Dataset records:
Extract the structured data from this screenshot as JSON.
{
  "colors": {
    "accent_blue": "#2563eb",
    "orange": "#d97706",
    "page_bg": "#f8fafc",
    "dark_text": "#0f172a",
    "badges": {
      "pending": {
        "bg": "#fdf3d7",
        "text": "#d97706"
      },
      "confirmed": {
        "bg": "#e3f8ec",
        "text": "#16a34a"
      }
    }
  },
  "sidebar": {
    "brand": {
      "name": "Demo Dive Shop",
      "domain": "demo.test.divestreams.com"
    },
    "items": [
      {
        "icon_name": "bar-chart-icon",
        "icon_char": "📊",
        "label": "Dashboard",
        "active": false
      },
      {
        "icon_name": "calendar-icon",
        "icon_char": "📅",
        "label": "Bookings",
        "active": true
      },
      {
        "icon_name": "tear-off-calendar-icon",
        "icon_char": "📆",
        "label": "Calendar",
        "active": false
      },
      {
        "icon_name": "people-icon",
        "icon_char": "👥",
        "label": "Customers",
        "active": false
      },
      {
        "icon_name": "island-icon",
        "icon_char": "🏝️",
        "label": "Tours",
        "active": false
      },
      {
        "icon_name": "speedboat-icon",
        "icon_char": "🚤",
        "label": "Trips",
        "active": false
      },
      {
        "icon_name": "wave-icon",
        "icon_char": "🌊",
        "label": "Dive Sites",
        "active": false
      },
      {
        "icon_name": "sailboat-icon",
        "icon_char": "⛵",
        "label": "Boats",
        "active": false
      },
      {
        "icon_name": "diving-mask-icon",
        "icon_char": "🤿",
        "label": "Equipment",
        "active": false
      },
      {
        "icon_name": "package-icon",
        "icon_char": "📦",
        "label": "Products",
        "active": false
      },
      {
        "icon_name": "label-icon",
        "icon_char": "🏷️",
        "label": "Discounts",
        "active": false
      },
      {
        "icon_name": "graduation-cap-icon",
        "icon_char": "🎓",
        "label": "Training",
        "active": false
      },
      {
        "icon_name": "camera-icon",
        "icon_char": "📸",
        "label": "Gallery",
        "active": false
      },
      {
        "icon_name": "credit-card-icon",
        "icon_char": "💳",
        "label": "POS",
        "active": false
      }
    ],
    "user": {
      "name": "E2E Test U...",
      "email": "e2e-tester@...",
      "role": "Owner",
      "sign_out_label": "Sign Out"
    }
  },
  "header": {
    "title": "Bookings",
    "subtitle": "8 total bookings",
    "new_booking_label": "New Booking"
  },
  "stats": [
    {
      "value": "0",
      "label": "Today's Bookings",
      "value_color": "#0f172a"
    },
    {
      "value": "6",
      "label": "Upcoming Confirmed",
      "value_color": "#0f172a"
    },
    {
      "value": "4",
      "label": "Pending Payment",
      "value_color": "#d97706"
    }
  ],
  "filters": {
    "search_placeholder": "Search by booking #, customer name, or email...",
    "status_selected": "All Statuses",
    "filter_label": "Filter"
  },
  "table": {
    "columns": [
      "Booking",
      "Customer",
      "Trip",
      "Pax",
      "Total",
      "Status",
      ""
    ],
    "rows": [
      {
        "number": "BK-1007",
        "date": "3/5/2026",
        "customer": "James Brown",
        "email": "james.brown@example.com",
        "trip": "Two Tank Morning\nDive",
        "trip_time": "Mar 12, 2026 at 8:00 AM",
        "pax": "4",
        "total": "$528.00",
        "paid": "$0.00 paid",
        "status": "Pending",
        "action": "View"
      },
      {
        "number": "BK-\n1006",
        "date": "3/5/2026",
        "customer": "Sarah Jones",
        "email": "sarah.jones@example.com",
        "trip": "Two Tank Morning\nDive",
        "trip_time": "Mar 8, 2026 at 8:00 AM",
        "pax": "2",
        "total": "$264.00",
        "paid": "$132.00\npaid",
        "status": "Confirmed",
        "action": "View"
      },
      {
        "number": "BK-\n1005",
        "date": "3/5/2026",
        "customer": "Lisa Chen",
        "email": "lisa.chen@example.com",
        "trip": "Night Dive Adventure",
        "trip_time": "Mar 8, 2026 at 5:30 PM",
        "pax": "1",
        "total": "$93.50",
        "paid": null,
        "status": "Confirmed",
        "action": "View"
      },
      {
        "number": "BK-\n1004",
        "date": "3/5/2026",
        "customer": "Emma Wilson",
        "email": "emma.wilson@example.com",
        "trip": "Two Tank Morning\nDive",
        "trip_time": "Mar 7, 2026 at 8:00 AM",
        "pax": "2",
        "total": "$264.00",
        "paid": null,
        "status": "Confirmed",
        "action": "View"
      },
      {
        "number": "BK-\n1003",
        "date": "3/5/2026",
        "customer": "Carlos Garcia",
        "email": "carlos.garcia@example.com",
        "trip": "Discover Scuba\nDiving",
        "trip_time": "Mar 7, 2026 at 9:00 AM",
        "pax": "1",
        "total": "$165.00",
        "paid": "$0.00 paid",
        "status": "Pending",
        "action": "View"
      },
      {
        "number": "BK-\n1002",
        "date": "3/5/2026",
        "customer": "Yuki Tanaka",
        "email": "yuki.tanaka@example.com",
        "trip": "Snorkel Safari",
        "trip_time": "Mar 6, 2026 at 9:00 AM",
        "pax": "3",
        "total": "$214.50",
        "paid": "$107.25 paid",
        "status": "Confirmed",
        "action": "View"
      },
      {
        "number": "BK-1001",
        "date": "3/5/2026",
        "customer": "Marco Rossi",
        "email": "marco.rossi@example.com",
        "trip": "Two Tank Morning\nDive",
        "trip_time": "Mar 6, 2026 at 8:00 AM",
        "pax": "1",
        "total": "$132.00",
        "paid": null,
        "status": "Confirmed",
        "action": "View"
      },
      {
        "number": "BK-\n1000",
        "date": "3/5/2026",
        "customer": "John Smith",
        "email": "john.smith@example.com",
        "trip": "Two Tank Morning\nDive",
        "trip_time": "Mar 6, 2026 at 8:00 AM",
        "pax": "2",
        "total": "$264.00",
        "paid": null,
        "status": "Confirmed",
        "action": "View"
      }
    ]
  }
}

--

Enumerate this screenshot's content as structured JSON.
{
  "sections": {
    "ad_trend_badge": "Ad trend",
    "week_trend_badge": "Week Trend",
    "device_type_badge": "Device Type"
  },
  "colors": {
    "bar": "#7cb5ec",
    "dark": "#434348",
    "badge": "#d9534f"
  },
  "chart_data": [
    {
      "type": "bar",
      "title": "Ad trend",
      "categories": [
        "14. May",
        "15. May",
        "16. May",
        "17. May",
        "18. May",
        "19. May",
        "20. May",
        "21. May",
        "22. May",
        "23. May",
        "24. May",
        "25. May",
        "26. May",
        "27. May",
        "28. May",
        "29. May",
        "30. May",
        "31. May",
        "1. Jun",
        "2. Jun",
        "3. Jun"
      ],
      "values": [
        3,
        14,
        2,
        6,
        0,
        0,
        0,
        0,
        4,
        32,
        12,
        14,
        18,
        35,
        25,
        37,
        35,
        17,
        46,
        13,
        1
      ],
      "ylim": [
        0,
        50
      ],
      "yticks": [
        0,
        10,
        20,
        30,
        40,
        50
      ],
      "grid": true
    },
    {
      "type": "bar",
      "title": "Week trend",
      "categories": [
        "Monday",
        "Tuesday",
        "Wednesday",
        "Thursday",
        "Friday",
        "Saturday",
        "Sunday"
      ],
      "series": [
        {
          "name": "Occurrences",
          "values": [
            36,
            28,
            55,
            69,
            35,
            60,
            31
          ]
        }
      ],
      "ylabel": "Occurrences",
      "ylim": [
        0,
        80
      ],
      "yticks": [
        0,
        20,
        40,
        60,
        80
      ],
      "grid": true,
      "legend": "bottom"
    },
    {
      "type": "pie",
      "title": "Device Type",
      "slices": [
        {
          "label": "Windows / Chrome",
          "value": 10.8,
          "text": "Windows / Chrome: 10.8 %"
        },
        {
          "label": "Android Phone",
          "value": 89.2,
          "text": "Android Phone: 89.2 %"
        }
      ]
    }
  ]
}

* **EXERCISE DESCRIPTION**
From the records above, report the count of lines containing "JSON" and nothing more.

* **FULL ANSWER**
2